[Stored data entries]

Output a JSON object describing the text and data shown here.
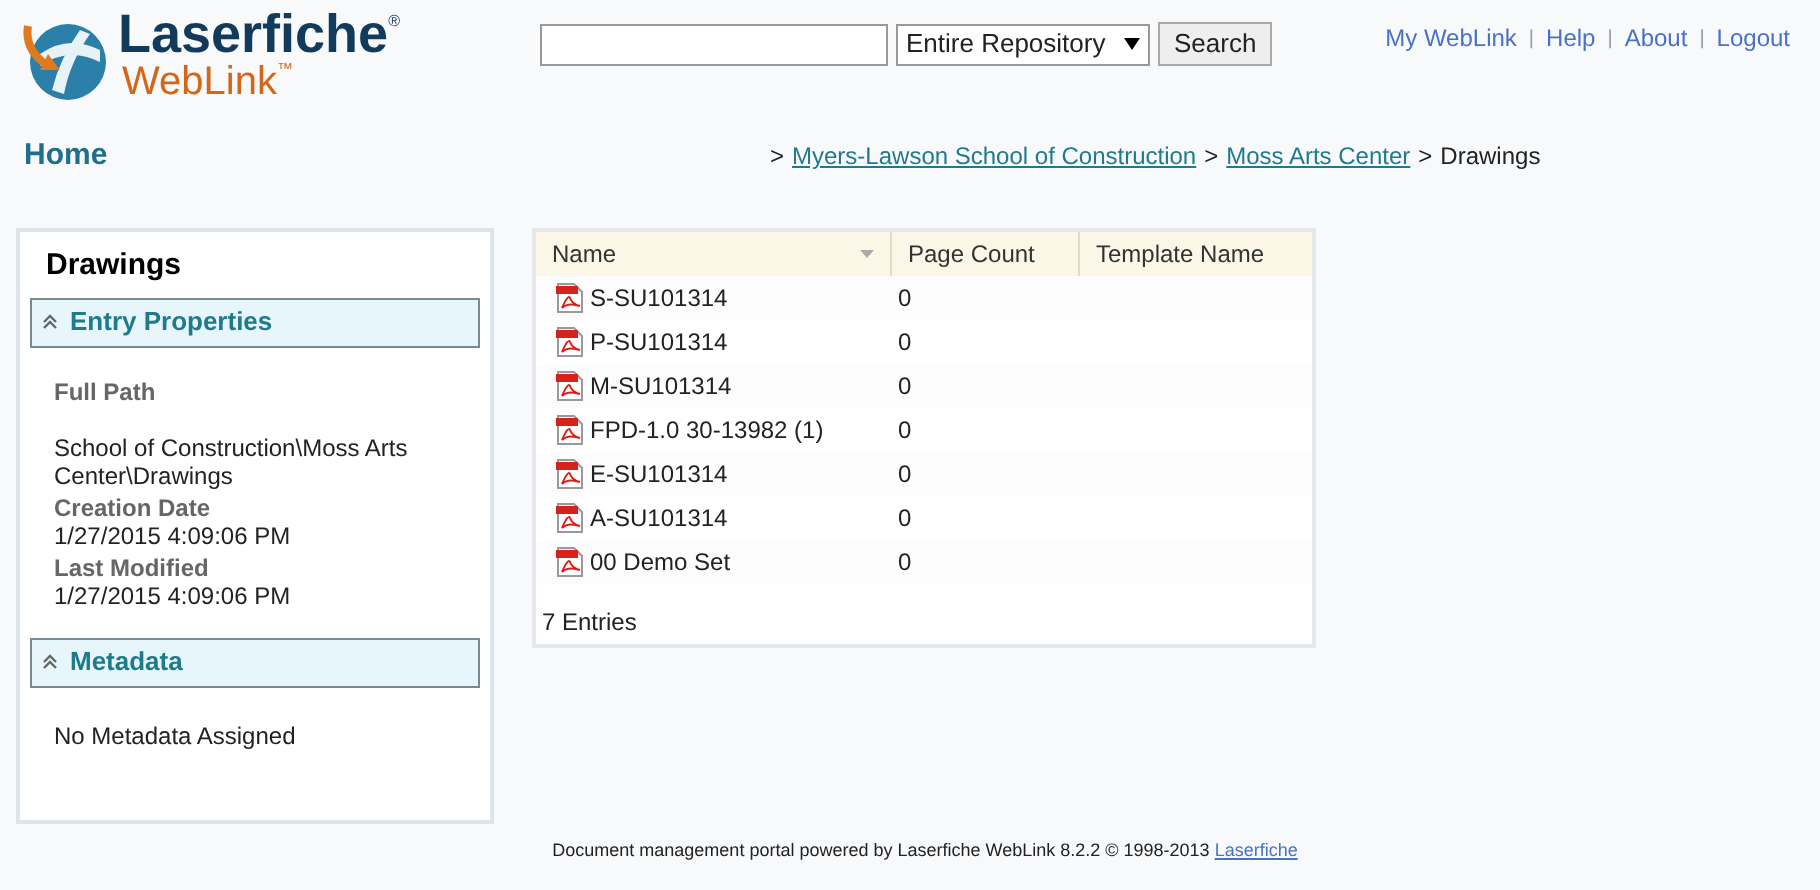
{
  "logo": {
    "brand": "Laserfiche",
    "brand_mark": "®",
    "product": "WebLink",
    "product_mark": "™"
  },
  "search": {
    "scope": "Entire Repository",
    "button": "Search"
  },
  "top_nav": {
    "separator": "|",
    "links": [
      "My WebLink",
      "Help",
      "About",
      "Logout"
    ]
  },
  "home": "Home",
  "breadcrumb": {
    "separator": ">",
    "items": [
      {
        "label": "Myers-Lawson School of Construction",
        "link": true
      },
      {
        "label": "Moss Arts Center",
        "link": true
      },
      {
        "label": "Drawings",
        "link": false
      }
    ]
  },
  "sidebar": {
    "title": "Drawings",
    "sections": [
      {
        "title": "Entry Properties",
        "expanded": true,
        "fields": [
          {
            "label": "Full Path",
            "value": "School of Construction\\Moss Arts Center\\Drawings"
          },
          {
            "label": "Creation Date",
            "value": "1/27/2015 4:09:06 PM"
          },
          {
            "label": "Last Modified",
            "value": "1/27/2015 4:09:06 PM"
          }
        ]
      },
      {
        "title": "Metadata",
        "expanded": true,
        "text": "No Metadata Assigned"
      }
    ]
  },
  "table": {
    "columns": [
      "Name",
      "Page Count",
      "Template Name"
    ],
    "rows": [
      {
        "name": "S-SU101314",
        "page_count": "0"
      },
      {
        "name": "P-SU101314",
        "page_count": "0"
      },
      {
        "name": "M-SU101314",
        "page_count": "0"
      },
      {
        "name": "FPD-1.0 30-13982 (1)",
        "page_count": "0"
      },
      {
        "name": "E-SU101314",
        "page_count": "0"
      },
      {
        "name": "A-SU101314",
        "page_count": "0"
      },
      {
        "name": "00 Demo Set",
        "page_count": "0"
      }
    ],
    "footer": "7 Entries"
  },
  "footer": {
    "text": "Document management portal powered by Laserfiche WebLink 8.2.2 © 1998-2013",
    "link": "Laserfiche"
  }
}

▶ Exercise details
Write the lines above out again exactly, without any of their pictures.

▶ Result of the exercise
Output a JSON object describing the text and data shown here.
{
  "logo": {
    "brand": "Laserfiche",
    "brand_mark": "®",
    "product": "WebLink",
    "product_mark": "™"
  },
  "search": {
    "scope": "Entire Repository",
    "button": "Search"
  },
  "top_nav": {
    "separator": "|",
    "links": [
      "My WebLink",
      "Help",
      "About",
      "Logout"
    ]
  },
  "home": "Home",
  "breadcrumb": {
    "separator": ">",
    "items": [
      {
        "label": "Myers-Lawson School of Construction",
        "link": true
      },
      {
        "label": "Moss Arts Center",
        "link": true
      },
      {
        "label": "Drawings",
        "link": false
      }
    ]
  },
  "sidebar": {
    "title": "Drawings",
    "sections": [
      {
        "title": "Entry Properties",
        "expanded": true,
        "fields": [
          {
            "label": "Full Path",
            "value": "School of Construction\\Moss Arts Center\\Drawings"
          },
          {
            "label": "Creation Date",
            "value": "1/27/2015 4:09:06 PM"
          },
          {
            "label": "Last Modified",
            "value": "1/27/2015 4:09:06 PM"
          }
        ]
      },
      {
        "title": "Metadata",
        "expanded": true,
        "text": "No Metadata Assigned"
      }
    ]
  },
  "table": {
    "columns": [
      "Name",
      "Page Count",
      "Template Name"
    ],
    "rows": [
      {
        "name": "S-SU101314",
        "page_count": "0"
      },
      {
        "name": "P-SU101314",
        "page_count": "0"
      },
      {
        "name": "M-SU101314",
        "page_count": "0"
      },
      {
        "name": "FPD-1.0 30-13982 (1)",
        "page_count": "0"
      },
      {
        "name": "E-SU101314",
        "page_count": "0"
      },
      {
        "name": "A-SU101314",
        "page_count": "0"
      },
      {
        "name": "00 Demo Set",
        "page_count": "0"
      }
    ],
    "footer": "7 Entries"
  },
  "footer": {
    "text": "Document management portal powered by Laserfiche WebLink 8.2.2 © 1998-2013",
    "link": "Laserfiche"
  }
}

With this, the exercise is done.